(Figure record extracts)
********

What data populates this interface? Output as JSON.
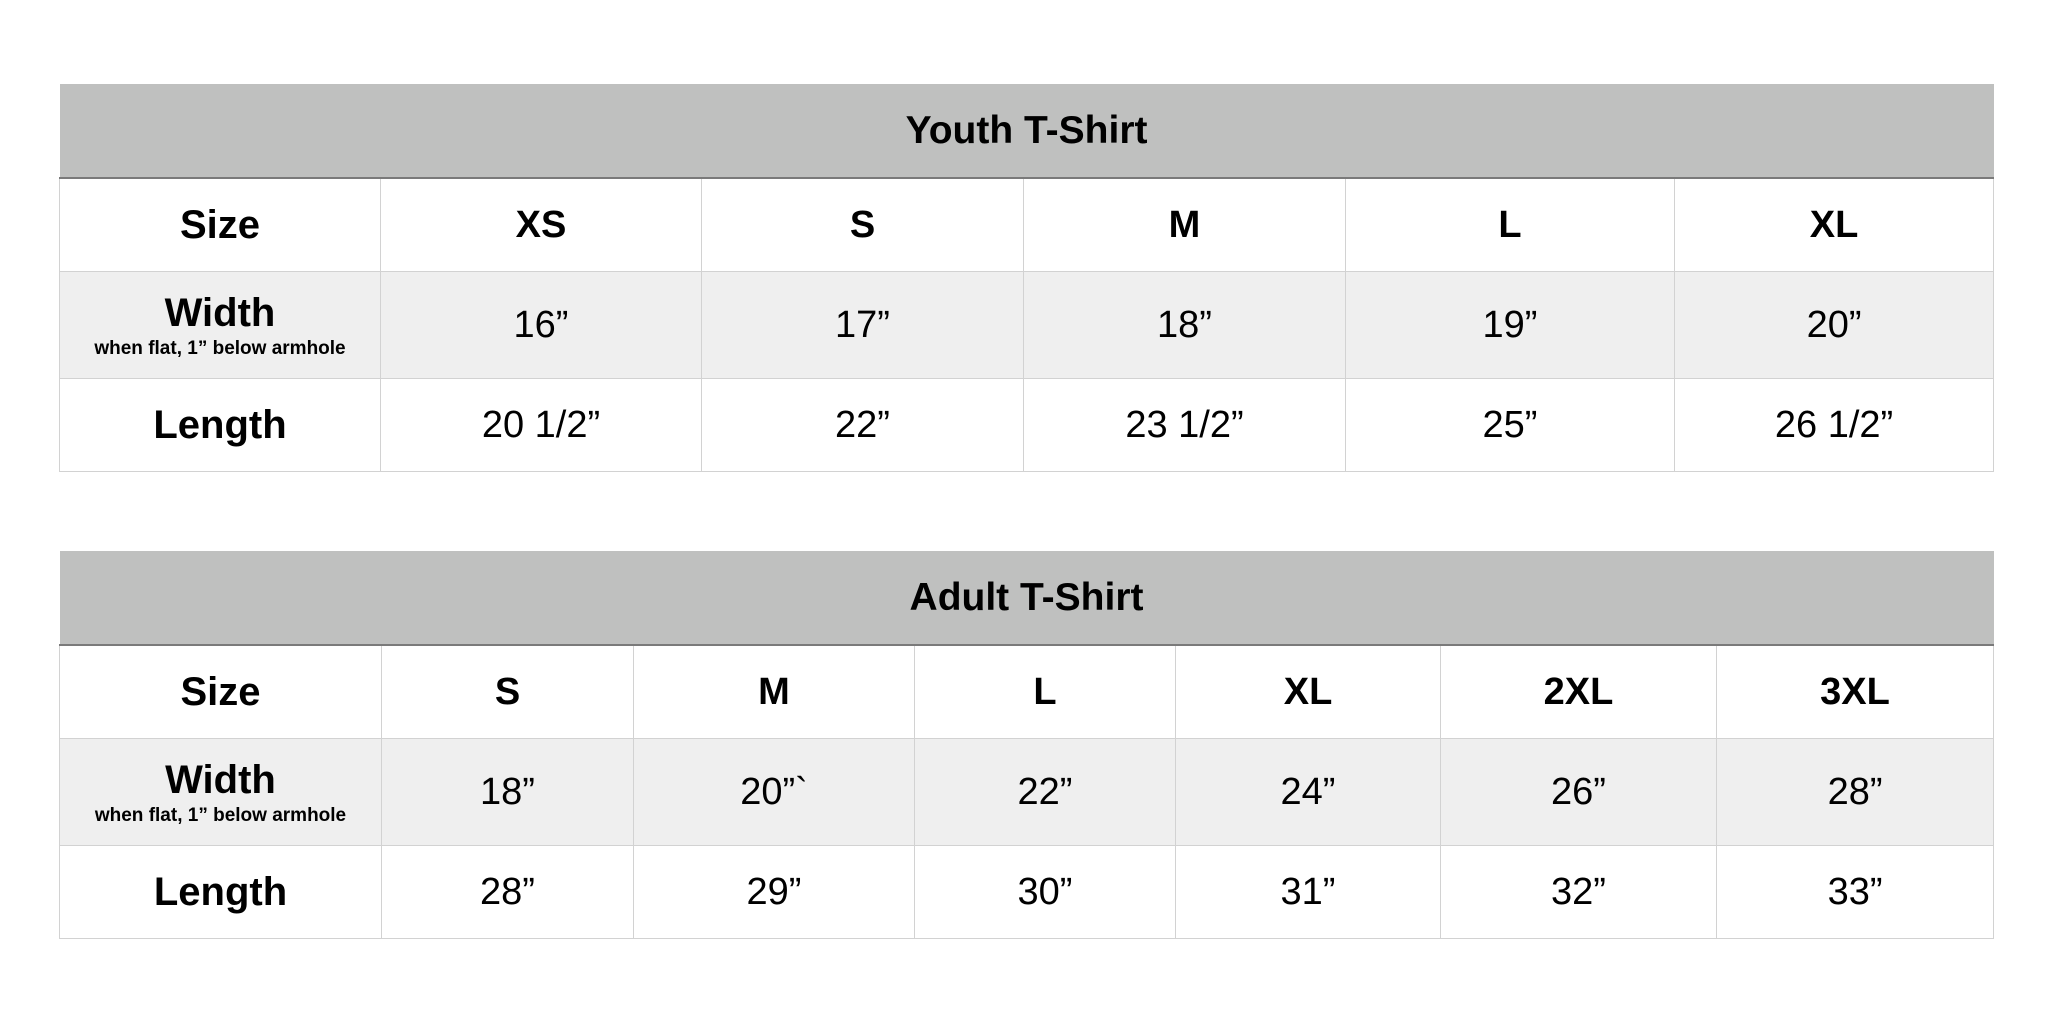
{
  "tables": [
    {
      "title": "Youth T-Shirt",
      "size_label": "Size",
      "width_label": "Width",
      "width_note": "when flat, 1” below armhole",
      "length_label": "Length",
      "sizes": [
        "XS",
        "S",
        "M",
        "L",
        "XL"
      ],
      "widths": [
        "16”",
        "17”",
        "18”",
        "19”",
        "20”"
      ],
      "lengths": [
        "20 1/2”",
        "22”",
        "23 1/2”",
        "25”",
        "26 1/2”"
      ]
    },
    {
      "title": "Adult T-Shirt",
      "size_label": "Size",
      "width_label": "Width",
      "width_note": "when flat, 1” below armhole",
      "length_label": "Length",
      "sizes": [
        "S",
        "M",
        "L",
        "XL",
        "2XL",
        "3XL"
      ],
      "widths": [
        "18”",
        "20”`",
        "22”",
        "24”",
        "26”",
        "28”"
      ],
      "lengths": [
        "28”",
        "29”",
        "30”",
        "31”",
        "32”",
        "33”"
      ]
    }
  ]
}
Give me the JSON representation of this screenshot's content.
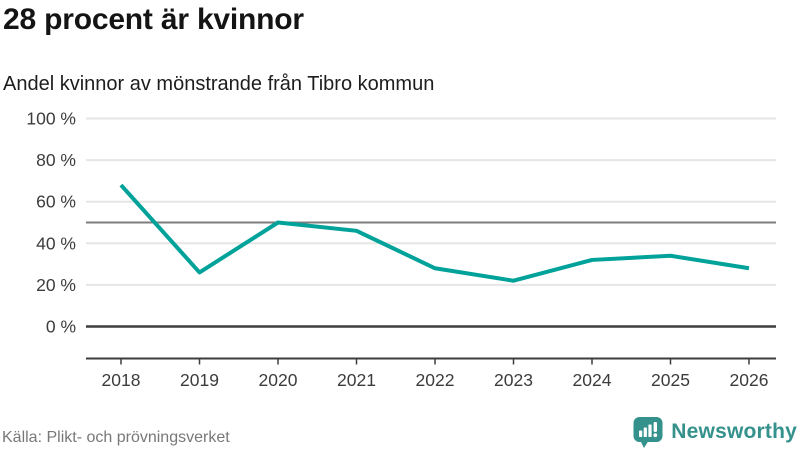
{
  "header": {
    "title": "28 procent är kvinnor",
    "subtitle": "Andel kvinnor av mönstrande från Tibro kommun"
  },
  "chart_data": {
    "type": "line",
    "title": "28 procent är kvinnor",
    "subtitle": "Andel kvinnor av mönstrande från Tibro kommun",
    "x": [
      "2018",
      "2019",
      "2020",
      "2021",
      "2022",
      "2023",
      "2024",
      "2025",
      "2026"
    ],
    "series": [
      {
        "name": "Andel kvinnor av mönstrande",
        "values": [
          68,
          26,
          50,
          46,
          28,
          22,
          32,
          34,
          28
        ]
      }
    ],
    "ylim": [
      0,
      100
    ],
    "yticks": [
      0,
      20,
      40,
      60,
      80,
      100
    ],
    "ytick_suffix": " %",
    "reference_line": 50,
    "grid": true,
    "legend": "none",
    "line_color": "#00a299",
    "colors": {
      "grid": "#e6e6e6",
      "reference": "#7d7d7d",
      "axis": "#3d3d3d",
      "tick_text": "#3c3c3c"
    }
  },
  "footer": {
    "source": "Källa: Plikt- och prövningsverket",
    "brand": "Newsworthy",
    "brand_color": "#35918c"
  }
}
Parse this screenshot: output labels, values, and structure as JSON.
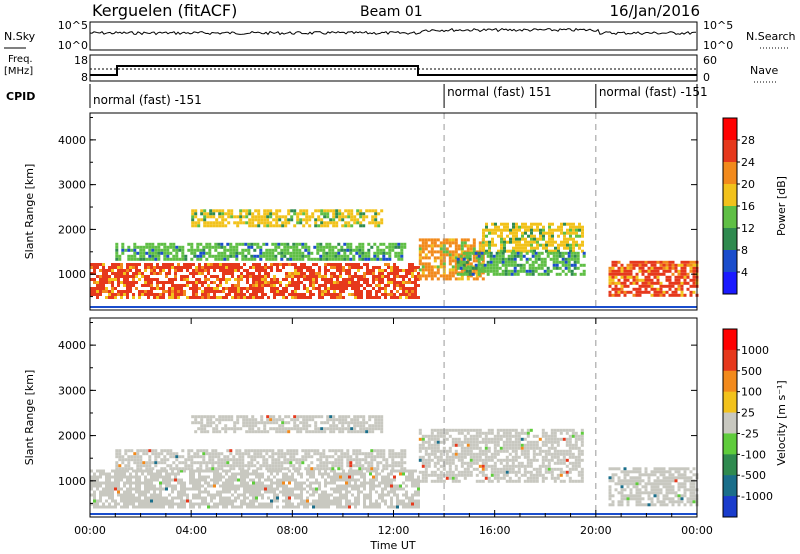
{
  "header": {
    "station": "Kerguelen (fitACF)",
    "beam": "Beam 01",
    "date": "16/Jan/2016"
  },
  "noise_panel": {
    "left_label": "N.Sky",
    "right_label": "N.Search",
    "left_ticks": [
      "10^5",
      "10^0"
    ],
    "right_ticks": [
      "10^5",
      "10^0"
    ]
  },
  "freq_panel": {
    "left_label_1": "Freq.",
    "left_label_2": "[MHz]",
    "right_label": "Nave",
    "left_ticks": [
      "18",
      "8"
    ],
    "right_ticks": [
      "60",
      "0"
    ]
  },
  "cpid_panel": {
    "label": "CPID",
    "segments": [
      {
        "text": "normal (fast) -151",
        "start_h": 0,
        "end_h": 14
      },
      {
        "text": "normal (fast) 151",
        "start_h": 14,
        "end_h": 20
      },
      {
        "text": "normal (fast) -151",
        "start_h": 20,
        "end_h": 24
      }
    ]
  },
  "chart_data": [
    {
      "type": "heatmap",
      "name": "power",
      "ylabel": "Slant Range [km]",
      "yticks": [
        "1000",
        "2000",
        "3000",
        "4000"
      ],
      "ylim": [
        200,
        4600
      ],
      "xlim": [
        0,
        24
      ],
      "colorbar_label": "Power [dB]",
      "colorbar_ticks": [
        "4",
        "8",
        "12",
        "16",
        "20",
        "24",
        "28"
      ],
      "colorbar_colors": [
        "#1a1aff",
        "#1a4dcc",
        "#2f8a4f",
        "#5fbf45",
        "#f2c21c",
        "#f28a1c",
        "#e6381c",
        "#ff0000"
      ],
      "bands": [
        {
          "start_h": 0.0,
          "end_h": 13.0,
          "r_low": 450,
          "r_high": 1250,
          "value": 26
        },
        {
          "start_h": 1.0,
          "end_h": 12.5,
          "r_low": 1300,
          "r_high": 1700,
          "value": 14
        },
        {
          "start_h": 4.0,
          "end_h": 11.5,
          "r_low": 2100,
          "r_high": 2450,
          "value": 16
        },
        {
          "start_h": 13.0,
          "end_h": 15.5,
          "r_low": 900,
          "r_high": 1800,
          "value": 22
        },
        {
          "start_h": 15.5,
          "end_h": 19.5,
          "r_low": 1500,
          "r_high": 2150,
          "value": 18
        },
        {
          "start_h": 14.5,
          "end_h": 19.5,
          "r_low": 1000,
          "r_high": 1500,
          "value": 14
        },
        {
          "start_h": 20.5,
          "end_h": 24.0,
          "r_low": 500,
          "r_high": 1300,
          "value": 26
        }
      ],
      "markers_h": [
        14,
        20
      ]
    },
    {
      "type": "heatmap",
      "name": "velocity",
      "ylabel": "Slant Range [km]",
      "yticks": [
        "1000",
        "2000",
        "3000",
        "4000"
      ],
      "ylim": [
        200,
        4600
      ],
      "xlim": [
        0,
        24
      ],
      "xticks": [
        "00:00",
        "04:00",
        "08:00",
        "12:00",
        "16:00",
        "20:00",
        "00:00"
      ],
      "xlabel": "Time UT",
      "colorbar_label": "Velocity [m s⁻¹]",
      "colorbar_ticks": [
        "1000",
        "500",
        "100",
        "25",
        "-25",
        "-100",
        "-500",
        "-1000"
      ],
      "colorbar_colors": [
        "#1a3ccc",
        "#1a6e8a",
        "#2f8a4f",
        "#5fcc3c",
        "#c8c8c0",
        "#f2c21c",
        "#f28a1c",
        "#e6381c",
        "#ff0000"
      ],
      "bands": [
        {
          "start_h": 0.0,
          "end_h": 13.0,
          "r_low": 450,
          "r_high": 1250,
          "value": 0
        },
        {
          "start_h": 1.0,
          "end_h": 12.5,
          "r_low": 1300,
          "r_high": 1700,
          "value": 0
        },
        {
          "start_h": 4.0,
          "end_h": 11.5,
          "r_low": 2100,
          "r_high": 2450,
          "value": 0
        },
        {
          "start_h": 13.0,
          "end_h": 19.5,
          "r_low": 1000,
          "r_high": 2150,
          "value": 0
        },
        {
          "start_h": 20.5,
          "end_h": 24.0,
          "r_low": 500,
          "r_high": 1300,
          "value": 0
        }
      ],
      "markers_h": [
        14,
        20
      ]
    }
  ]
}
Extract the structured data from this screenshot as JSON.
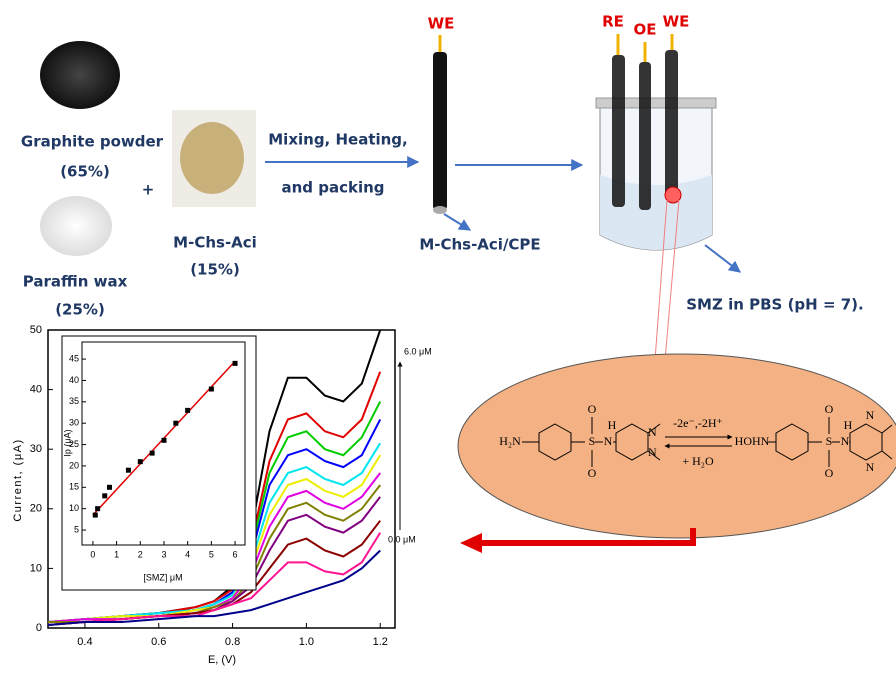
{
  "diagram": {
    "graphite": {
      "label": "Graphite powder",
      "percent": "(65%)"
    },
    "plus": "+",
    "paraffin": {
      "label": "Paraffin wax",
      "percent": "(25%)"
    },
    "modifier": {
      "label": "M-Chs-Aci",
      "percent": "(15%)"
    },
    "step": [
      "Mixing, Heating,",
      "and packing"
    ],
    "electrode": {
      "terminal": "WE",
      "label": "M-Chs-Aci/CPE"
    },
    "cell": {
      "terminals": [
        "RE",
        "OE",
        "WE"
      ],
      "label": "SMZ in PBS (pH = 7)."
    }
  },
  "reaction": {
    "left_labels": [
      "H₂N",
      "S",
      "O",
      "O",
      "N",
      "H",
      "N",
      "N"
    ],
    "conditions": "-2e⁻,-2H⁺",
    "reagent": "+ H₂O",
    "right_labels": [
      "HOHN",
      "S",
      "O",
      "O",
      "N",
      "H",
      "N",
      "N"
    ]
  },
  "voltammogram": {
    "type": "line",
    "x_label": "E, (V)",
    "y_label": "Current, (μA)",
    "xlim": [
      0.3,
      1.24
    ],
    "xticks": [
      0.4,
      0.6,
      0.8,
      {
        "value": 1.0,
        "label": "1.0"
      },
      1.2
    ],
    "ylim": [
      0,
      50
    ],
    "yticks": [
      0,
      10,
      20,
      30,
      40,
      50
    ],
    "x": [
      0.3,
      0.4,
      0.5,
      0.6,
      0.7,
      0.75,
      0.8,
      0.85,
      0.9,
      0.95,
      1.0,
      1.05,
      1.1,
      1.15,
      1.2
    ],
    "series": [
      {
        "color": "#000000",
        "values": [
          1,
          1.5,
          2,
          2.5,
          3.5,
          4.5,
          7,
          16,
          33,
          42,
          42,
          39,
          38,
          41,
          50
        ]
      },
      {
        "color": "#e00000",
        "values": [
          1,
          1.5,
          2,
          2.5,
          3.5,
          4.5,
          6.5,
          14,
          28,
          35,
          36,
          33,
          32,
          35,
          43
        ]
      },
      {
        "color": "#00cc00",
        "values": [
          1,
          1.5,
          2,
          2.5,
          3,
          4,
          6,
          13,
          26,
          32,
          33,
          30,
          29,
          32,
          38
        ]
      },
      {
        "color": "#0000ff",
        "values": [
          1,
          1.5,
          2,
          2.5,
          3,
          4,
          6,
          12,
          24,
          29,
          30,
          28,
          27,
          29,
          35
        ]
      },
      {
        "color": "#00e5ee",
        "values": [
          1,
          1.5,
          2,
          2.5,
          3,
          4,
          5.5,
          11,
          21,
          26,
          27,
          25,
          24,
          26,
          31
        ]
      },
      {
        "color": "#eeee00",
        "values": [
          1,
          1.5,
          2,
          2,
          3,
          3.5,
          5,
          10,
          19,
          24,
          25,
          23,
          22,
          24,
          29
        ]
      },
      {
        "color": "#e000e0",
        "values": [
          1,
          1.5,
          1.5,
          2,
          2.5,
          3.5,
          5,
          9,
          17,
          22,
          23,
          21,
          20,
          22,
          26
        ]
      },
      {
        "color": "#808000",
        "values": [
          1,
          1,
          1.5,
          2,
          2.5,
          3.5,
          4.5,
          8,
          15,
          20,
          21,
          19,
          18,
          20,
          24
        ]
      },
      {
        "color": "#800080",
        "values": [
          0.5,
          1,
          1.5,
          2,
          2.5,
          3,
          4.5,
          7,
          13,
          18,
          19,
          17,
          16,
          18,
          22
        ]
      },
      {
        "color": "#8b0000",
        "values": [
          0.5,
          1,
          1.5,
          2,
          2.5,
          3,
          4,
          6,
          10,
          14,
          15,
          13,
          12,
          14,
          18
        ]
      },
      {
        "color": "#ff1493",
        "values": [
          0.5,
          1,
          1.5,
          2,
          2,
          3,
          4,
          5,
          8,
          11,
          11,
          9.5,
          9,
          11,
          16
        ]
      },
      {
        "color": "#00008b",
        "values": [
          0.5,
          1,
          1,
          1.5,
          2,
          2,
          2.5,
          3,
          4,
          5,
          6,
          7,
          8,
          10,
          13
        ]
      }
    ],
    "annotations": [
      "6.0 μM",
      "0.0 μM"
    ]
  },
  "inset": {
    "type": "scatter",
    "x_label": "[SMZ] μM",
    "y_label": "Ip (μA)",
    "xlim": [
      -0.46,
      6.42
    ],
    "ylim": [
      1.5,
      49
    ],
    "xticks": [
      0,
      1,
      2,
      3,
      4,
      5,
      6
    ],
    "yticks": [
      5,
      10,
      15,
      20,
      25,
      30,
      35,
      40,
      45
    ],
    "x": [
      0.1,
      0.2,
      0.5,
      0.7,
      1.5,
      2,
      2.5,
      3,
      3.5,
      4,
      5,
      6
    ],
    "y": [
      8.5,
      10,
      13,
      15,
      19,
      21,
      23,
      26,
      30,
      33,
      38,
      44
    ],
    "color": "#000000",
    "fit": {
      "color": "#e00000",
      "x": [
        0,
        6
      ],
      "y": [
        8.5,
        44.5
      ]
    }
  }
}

********

STATED GOAL:
From the entries above, pull out each line that includes "mönstrande".

WORKED SOLUTION:
    "subtitle": "Andel kvinnor av mönstrande från Tibro kommun"
    "subtitle": "Andel kvinnor av mönstrande från Tibro kommun",
        "name": "Andel kvinnor av mönstrande",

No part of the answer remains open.